## Begin SUPPLIED RECORDS

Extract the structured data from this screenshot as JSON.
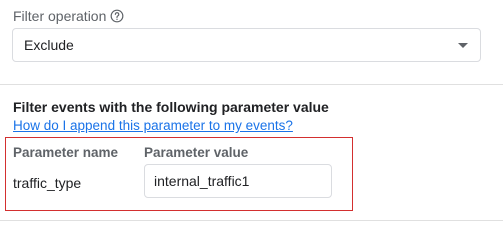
{
  "filter_operation": {
    "label": "Filter operation",
    "help_icon": "help-circle-icon",
    "selected": "Exclude"
  },
  "parameter_section": {
    "title": "Filter events with the following parameter value",
    "help_link": "How do I append this parameter to my events?",
    "headers": {
      "name": "Parameter name",
      "value": "Parameter value"
    },
    "row": {
      "name": "traffic_type",
      "value": "internal_traffic1"
    },
    "highlight_color": "#d32f2f"
  },
  "colors": {
    "link": "#1a73e8",
    "label": "#5f6368",
    "border": "#dadce0"
  }
}
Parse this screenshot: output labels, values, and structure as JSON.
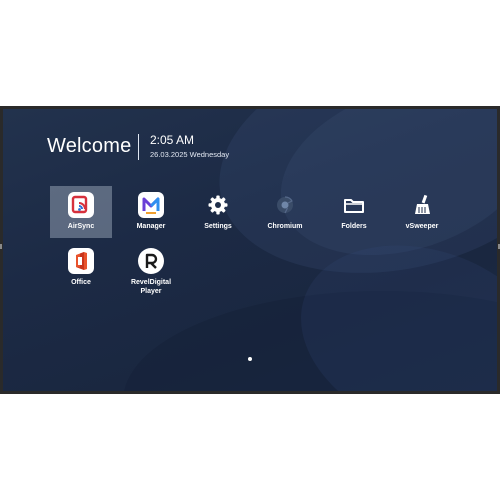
{
  "home": {
    "welcome": "Welcome",
    "time": "2:05 AM",
    "date": "26.03.2025 Wednesday"
  },
  "apps": [
    {
      "label": "AirSync",
      "icon": "airsync-icon",
      "selected": true
    },
    {
      "label": "Manager",
      "icon": "manager-icon"
    },
    {
      "label": "Settings",
      "icon": "gear-icon"
    },
    {
      "label": "Chromium",
      "icon": "chromium-icon"
    },
    {
      "label": "Folders",
      "icon": "folder-icon"
    },
    {
      "label": "vSweeper",
      "icon": "broom-icon"
    },
    {
      "label": "Office",
      "icon": "office-icon"
    },
    {
      "label": "RevelDigital Player",
      "icon": "reveldigital-icon"
    }
  ],
  "pager": {
    "pages": 1,
    "current": 1
  },
  "colors": {
    "background": "#1c2a45",
    "airsync_red": "#d6303c",
    "manager_purple": "#6a3fd6",
    "manager_blue": "#2f8ff0",
    "office_orange": "#e8532c"
  }
}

## End SUPPLIED RECORDS

Leave out all images, then reproduce the entries above exactly.

> **ANSWER FOR THE TASK**
Extract the structured data from this screenshot as JSON.
{
  "filter_operation": {
    "label": "Filter operation",
    "help_icon": "help-circle-icon",
    "selected": "Exclude"
  },
  "parameter_section": {
    "title": "Filter events with the following parameter value",
    "help_link": "How do I append this parameter to my events?",
    "headers": {
      "name": "Parameter name",
      "value": "Parameter value"
    },
    "row": {
      "name": "traffic_type",
      "value": "internal_traffic1"
    },
    "highlight_color": "#d32f2f"
  },
  "colors": {
    "link": "#1a73e8",
    "label": "#5f6368",
    "border": "#dadce0"
  }
}
Parse this screenshot: output labels, values, and structure as JSON.
{
  "home": {
    "welcome": "Welcome",
    "time": "2:05 AM",
    "date": "26.03.2025 Wednesday"
  },
  "apps": [
    {
      "label": "AirSync",
      "icon": "airsync-icon",
      "selected": true
    },
    {
      "label": "Manager",
      "icon": "manager-icon"
    },
    {
      "label": "Settings",
      "icon": "gear-icon"
    },
    {
      "label": "Chromium",
      "icon": "chromium-icon"
    },
    {
      "label": "Folders",
      "icon": "folder-icon"
    },
    {
      "label": "vSweeper",
      "icon": "broom-icon"
    },
    {
      "label": "Office",
      "icon": "office-icon"
    },
    {
      "label": "RevelDigital Player",
      "icon": "reveldigital-icon"
    }
  ],
  "pager": {
    "pages": 1,
    "current": 1
  },
  "colors": {
    "background": "#1c2a45",
    "airsync_red": "#d6303c",
    "manager_purple": "#6a3fd6",
    "manager_blue": "#2f8ff0",
    "office_orange": "#e8532c"
  }
}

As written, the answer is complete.